Reproduce this listing in full.
— start Data in this exercise —
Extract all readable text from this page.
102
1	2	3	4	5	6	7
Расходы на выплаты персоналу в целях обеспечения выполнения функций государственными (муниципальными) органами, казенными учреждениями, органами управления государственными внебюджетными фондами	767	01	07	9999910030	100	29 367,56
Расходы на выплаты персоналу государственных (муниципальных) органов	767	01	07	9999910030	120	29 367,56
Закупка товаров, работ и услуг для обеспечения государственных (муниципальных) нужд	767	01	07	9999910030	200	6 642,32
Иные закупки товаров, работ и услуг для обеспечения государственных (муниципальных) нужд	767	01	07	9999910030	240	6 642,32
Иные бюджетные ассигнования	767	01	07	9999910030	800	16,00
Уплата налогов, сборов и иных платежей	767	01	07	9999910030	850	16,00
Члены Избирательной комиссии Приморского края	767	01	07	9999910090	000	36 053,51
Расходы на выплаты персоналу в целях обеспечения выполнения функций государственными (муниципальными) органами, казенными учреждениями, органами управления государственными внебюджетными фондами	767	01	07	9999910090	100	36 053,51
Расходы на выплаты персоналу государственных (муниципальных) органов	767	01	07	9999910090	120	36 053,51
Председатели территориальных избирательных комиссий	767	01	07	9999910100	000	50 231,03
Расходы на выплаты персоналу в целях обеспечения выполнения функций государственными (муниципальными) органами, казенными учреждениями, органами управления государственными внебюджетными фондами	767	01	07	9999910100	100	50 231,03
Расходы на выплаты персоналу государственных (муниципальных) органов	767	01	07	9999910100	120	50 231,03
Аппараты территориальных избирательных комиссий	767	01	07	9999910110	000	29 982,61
— end Data in this exercise —
# Answer to the problem
Extract all readable text from this page.
102
1	2	3	4	5	6	7
Расходы на выплаты персоналу в целях обеспечения выполнения функций государственными (муниципальными) органами, казенными учреждениями, органами управления государственными внебюджетными фондами	767	01	07	9999910030	100	29 367,56
Расходы на выплаты персоналу государственных (муниципальных) органов	767	01	07	9999910030	120	29 367,56
Закупка товаров, работ и услуг для обеспечения государственных (муниципальных) нужд	767	01	07	9999910030	200	6 642,32
Иные закупки товаров, работ и услуг для обеспечения государственных (муниципальных) нужд	767	01	07	9999910030	240	6 642,32
Иные бюджетные ассигнования	767	01	07	9999910030	800	16,00
Уплата налогов, сборов и иных платежей	767	01	07	9999910030	850	16,00
Члены Избирательной комиссии Приморского края	767	01	07	9999910090	000	36 053,51
Расходы на выплаты персоналу в целях обеспечения выполнения функций государственными (муниципальными) органами, казенными учреждениями, органами управления государственными внебюджетными фондами	767	01	07	9999910090	100	36 053,51
Расходы на выплаты персоналу государственных (муниципальных) органов	767	01	07	9999910090	120	36 053,51
Председатели территориальных избирательных комиссий	767	01	07	9999910100	000	50 231,03
Расходы на выплаты персоналу в целях обеспечения выполнения функций государственными (муниципальными) органами, казенными учреждениями, органами управления государственными внебюджетными фондами	767	01	07	9999910100	100	50 231,03
Расходы на выплаты персоналу государственных (муниципальных) органов	767	01	07	9999910100	120	50 231,03
Аппараты территориальных избирательных комиссий	767	01	07	9999910110	000	29 982,61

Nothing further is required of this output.